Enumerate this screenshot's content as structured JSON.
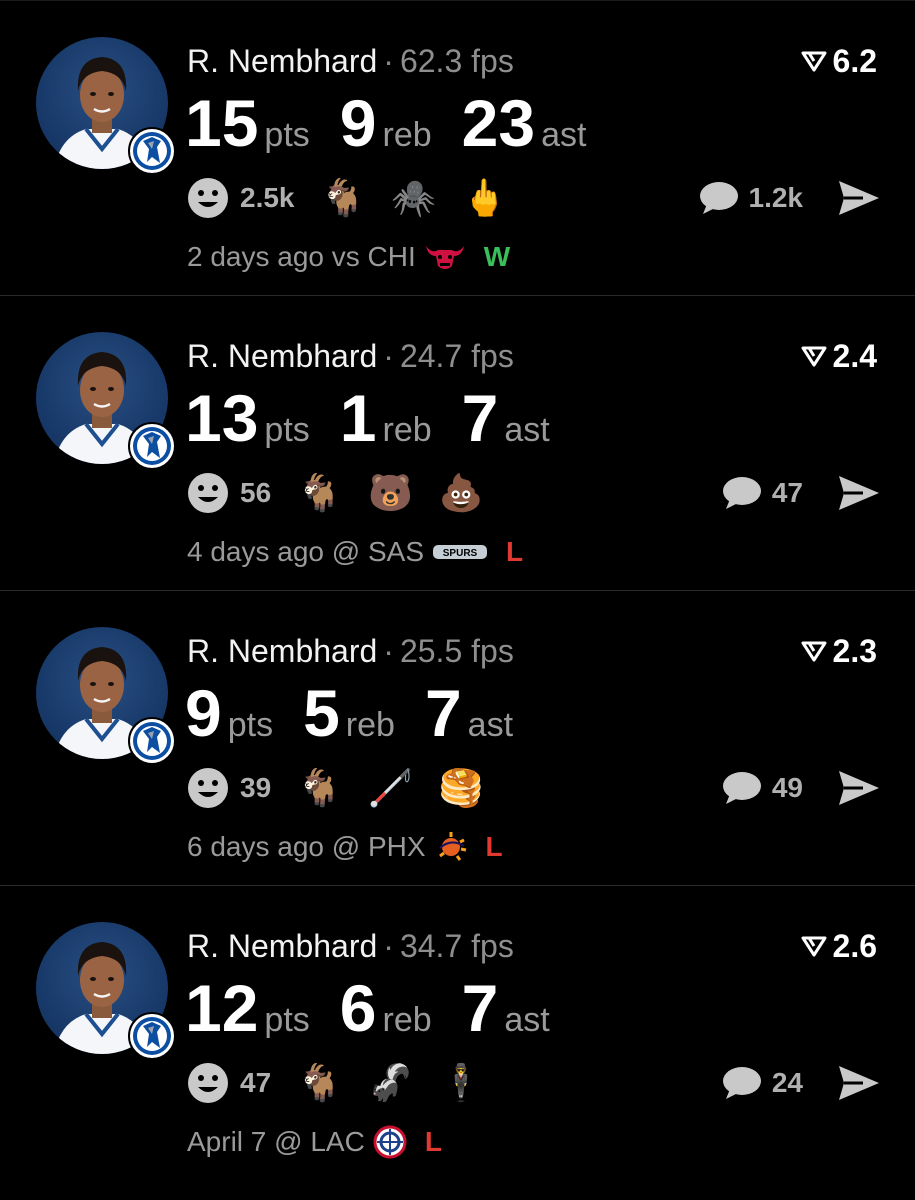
{
  "posts": [
    {
      "player": "R. Nembhard",
      "fps": "62.3 fps",
      "score": "6.2",
      "stats": [
        {
          "value": "15",
          "label": "pts"
        },
        {
          "value": "9",
          "label": "reb"
        },
        {
          "value": "23",
          "label": "ast"
        }
      ],
      "reaction_count": "2.5k",
      "emojis": [
        "🐐",
        "🕷️",
        "🖕"
      ],
      "comment_count": "1.2k",
      "game": "2 days ago vs CHI",
      "opponent_logo": "bulls-logo",
      "result": "W"
    },
    {
      "player": "R. Nembhard",
      "fps": "24.7 fps",
      "score": "2.4",
      "stats": [
        {
          "value": "13",
          "label": "pts"
        },
        {
          "value": "1",
          "label": "reb"
        },
        {
          "value": "7",
          "label": "ast"
        }
      ],
      "reaction_count": "56",
      "emojis": [
        "🐐",
        "🐻",
        "💩"
      ],
      "comment_count": "47",
      "game": "4 days ago @ SAS",
      "opponent_logo": "spurs-logo",
      "result": "L"
    },
    {
      "player": "R. Nembhard",
      "fps": "25.5 fps",
      "score": "2.3",
      "stats": [
        {
          "value": "9",
          "label": "pts"
        },
        {
          "value": "5",
          "label": "reb"
        },
        {
          "value": "7",
          "label": "ast"
        }
      ],
      "reaction_count": "39",
      "emojis": [
        "🐐",
        "🦯",
        "🥞"
      ],
      "comment_count": "49",
      "game": "6 days ago @ PHX",
      "opponent_logo": "suns-logo",
      "result": "L"
    },
    {
      "player": "R. Nembhard",
      "fps": "34.7 fps",
      "score": "2.6",
      "stats": [
        {
          "value": "12",
          "label": "pts"
        },
        {
          "value": "6",
          "label": "reb"
        },
        {
          "value": "7",
          "label": "ast"
        }
      ],
      "reaction_count": "47",
      "emojis": [
        "🐐",
        "🦨",
        "🕴️"
      ],
      "comment_count": "24",
      "game": "April 7 @ LAC",
      "opponent_logo": "clippers-logo",
      "result": "L"
    }
  ],
  "icons": {
    "reaction": "smiley-icon",
    "comment": "comment-bubble-icon",
    "share": "share-arrow-icon",
    "score": "score-chevron-icon",
    "team": "mavericks-logo"
  },
  "colors": {
    "win": "#3bbf5a",
    "loss": "#e0392f",
    "background": "#000000",
    "muted": "#9a9a9a"
  }
}
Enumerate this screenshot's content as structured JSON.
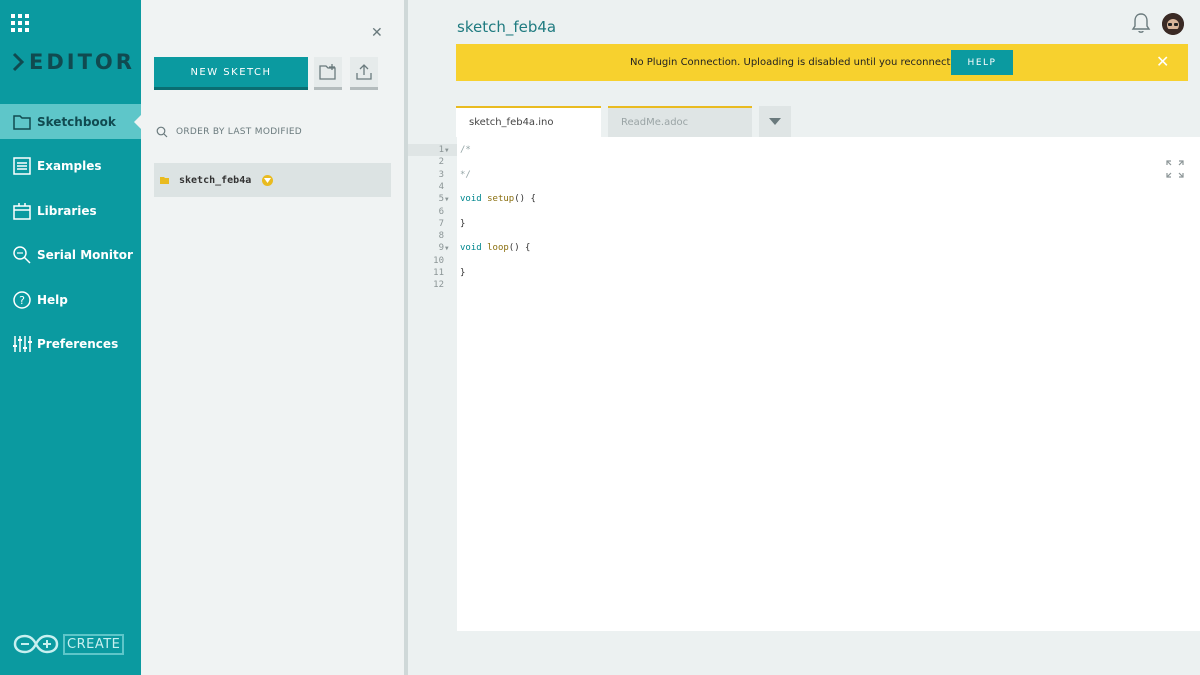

▬▬▬▬▬▬

Exercise directions: Take the listing above and restate it word for word, without its pictures.

Answer below:
Enumerate this screenshot's content as structured JSON.
{
  "posts": [
    {
      "player": "R. Nembhard",
      "fps": "62.3 fps",
      "score": "6.2",
      "stats": [
        {
          "value": "15",
          "label": "pts"
        },
        {
          "value": "9",
          "label": "reb"
        },
        {
          "value": "23",
          "label": "ast"
        }
      ],
      "reaction_count": "2.5k",
      "emojis": [
        "🐐",
        "🕷️",
        "🖕"
      ],
      "comment_count": "1.2k",
      "game": "2 days ago vs CHI",
      "opponent_logo": "bulls-logo",
      "result": "W"
    },
    {
      "player": "R. Nembhard",
      "fps": "24.7 fps",
      "score": "2.4",
      "stats": [
        {
          "value": "13",
          "label": "pts"
        },
        {
          "value": "1",
          "label": "reb"
        },
        {
          "value": "7",
          "label": "ast"
        }
      ],
      "reaction_count": "56",
      "emojis": [
        "🐐",
        "🐻",
        "💩"
      ],
      "comment_count": "47",
      "game": "4 days ago @ SAS",
      "opponent_logo": "spurs-logo",
      "result": "L"
    },
    {
      "player": "R. Nembhard",
      "fps": "25.5 fps",
      "score": "2.3",
      "stats": [
        {
          "value": "9",
          "label": "pts"
        },
        {
          "value": "5",
          "label": "reb"
        },
        {
          "value": "7",
          "label": "ast"
        }
      ],
      "reaction_count": "39",
      "emojis": [
        "🐐",
        "🦯",
        "🥞"
      ],
      "comment_count": "49",
      "game": "6 days ago @ PHX",
      "opponent_logo": "suns-logo",
      "result": "L"
    },
    {
      "player": "R. Nembhard",
      "fps": "34.7 fps",
      "score": "2.6",
      "stats": [
        {
          "value": "12",
          "label": "pts"
        },
        {
          "value": "6",
          "label": "reb"
        },
        {
          "value": "7",
          "label": "ast"
        }
      ],
      "reaction_count": "47",
      "emojis": [
        "🐐",
        "🦨",
        "🕴️"
      ],
      "comment_count": "24",
      "game": "April 7 @ LAC",
      "opponent_logo": "clippers-logo",
      "result": "L"
    }
  ],
  "icons": {
    "reaction": "smiley-icon",
    "comment": "comment-bubble-icon",
    "share": "share-arrow-icon",
    "score": "score-chevron-icon",
    "team": "mavericks-logo"
  },
  "colors": {
    "win": "#3bbf5a",
    "loss": "#e0392f",
    "background": "#000000",
    "muted": "#9a9a9a"
  }
}
Enumerate this screenshot's content as structured JSON.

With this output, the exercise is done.